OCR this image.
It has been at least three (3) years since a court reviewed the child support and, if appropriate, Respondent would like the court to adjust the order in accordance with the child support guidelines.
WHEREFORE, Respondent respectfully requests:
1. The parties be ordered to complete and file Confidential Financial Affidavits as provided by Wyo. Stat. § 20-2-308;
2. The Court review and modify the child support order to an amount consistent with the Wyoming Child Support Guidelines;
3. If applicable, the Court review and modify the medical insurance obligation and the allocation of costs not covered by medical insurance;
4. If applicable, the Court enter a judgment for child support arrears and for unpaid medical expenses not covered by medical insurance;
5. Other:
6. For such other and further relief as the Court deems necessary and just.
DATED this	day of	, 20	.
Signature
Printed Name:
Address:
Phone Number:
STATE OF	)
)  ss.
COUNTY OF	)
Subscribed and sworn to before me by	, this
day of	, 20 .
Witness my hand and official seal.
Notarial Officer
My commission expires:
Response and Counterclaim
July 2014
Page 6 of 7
* * * * * * * * *
Filter out every line that lacks the word "Respondent", and copy the rest.

It has been at least three (3) years since a court reviewed the child support and, if appropriate, Respondent would like the court to adjust the order in accordance with the child support guidelines.
WHEREFORE, Respondent respectfully requests:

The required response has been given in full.